What to work on:
Whenever a line contains the string "temp", copy it out of the entries.

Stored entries
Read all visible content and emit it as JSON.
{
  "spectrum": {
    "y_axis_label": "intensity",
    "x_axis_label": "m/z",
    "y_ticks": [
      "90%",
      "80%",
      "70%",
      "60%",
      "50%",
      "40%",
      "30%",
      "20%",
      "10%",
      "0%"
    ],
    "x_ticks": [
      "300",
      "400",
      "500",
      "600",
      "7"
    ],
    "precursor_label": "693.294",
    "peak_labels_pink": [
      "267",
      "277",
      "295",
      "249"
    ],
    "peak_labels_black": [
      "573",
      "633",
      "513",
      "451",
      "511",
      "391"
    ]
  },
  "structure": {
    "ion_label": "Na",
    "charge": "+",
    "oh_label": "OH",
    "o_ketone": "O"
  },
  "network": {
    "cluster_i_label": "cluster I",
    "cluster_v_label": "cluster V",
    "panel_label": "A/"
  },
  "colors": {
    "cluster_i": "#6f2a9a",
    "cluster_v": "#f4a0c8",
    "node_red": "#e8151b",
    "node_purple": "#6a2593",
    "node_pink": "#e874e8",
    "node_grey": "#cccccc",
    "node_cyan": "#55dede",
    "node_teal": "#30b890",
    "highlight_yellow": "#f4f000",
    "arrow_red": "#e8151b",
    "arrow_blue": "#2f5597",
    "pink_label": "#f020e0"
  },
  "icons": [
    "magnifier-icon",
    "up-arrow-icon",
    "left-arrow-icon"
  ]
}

==

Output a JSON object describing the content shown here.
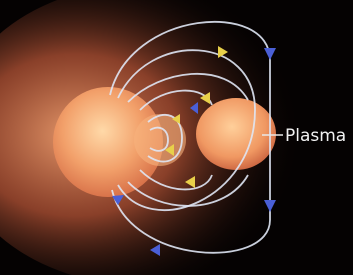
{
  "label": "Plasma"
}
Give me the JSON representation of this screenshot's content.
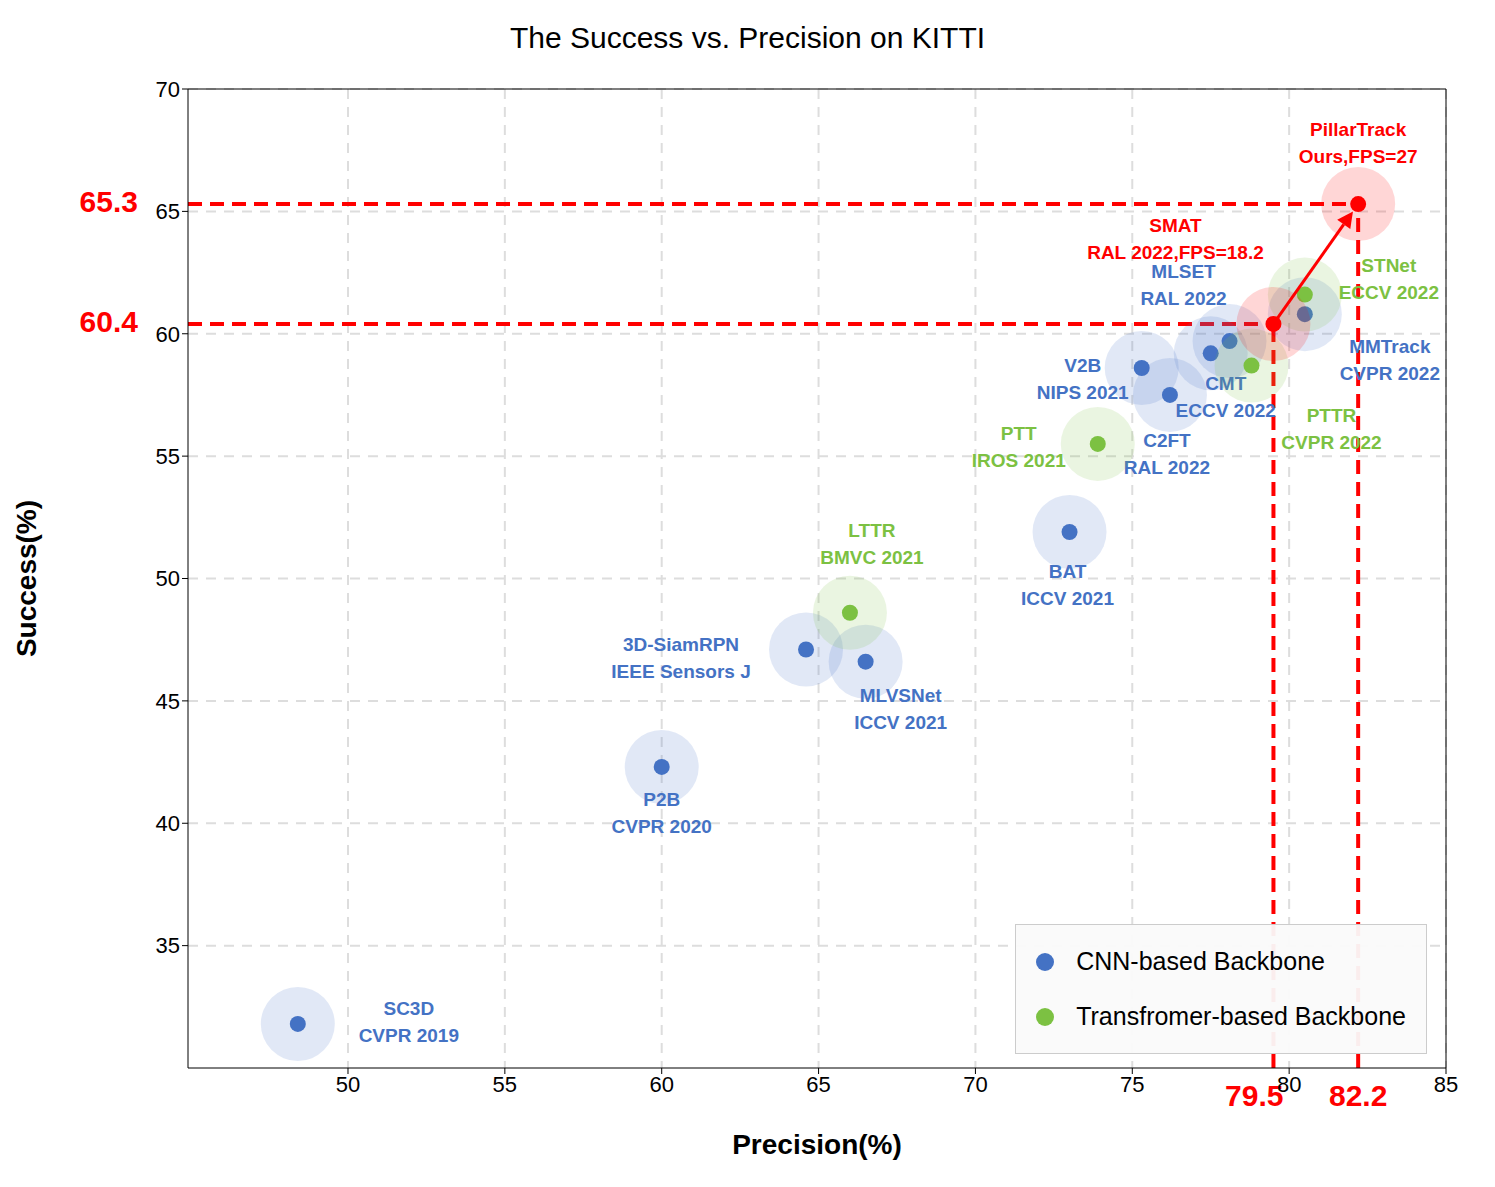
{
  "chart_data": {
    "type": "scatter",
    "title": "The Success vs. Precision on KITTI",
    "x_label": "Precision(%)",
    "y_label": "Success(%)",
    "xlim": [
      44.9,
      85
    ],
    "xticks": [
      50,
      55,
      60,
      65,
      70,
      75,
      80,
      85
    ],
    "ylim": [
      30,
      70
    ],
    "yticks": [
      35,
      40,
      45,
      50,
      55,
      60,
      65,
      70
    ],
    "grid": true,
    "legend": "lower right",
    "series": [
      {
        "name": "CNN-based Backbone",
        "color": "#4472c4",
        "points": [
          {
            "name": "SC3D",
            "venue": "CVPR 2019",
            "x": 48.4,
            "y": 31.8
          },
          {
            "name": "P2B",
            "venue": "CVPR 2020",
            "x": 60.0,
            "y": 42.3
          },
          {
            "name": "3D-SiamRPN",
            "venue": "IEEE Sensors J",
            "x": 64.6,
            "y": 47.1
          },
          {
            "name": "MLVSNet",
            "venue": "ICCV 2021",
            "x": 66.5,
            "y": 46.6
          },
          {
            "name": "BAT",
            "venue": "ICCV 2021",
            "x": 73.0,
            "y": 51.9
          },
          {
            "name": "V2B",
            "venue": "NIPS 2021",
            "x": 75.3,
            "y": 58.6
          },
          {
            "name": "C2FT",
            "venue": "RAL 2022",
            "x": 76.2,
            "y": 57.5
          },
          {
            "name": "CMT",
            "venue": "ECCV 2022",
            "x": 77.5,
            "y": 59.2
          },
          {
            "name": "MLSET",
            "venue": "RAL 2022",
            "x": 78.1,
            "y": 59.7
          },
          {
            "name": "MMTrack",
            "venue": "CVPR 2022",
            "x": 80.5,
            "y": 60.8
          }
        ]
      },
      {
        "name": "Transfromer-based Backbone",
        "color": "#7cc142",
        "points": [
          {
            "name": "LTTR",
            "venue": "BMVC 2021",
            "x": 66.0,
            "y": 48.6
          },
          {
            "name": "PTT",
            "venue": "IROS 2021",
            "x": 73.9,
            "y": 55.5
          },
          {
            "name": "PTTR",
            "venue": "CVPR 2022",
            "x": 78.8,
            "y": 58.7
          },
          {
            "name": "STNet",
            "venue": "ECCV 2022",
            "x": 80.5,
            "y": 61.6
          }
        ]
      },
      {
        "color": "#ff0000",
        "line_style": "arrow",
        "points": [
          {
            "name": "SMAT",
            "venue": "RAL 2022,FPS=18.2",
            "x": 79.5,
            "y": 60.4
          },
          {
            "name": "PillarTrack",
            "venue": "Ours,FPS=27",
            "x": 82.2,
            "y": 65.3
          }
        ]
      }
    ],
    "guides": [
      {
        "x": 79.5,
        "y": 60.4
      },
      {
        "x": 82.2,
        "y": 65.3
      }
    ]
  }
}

==

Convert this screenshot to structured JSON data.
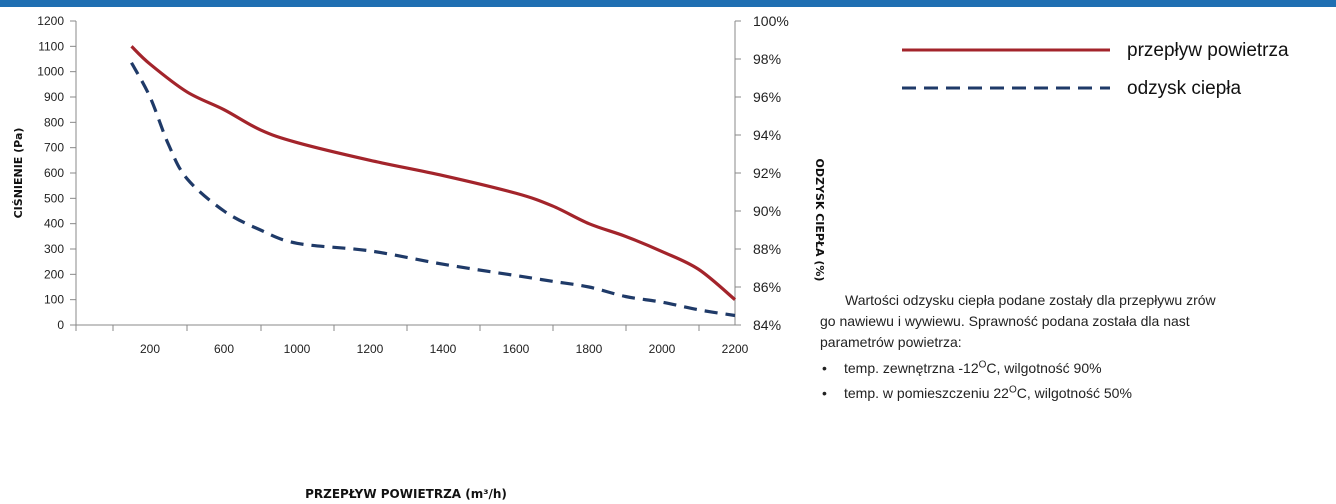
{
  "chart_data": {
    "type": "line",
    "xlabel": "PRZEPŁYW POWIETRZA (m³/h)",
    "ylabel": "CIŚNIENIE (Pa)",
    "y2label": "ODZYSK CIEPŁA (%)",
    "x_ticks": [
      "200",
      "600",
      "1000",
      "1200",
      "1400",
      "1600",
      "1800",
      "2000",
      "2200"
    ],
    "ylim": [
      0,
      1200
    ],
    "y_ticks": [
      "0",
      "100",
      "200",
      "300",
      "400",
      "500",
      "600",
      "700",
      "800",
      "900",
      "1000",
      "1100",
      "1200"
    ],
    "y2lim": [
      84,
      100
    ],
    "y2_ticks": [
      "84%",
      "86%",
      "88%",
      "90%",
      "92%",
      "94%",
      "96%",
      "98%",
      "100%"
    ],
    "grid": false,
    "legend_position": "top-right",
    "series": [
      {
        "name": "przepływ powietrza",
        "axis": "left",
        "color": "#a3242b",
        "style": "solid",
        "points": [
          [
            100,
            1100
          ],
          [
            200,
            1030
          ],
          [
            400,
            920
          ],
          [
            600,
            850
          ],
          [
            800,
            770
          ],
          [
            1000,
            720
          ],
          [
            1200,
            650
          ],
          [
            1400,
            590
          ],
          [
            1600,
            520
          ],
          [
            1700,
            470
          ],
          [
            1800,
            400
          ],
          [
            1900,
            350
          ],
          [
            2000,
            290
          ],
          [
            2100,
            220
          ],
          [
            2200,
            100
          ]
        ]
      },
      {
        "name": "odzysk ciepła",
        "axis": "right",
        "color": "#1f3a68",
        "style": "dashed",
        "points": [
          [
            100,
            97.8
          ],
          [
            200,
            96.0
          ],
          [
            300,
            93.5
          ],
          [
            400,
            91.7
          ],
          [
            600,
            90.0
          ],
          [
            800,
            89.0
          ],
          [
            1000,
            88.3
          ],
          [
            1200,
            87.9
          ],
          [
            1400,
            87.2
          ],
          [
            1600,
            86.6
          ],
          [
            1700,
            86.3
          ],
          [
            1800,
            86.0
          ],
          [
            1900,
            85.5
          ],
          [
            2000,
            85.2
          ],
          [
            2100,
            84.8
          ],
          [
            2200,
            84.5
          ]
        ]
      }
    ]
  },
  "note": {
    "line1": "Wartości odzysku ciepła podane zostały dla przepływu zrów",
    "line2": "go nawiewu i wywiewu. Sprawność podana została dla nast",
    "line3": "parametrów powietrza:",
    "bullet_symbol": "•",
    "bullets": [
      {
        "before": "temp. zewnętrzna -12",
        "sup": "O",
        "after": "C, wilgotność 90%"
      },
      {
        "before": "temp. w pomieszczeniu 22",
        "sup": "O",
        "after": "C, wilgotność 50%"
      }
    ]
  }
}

Solution to this task:
        "before": "temp. zewnętrzna -12",
        "before": "temp. w pomieszczeniu 22",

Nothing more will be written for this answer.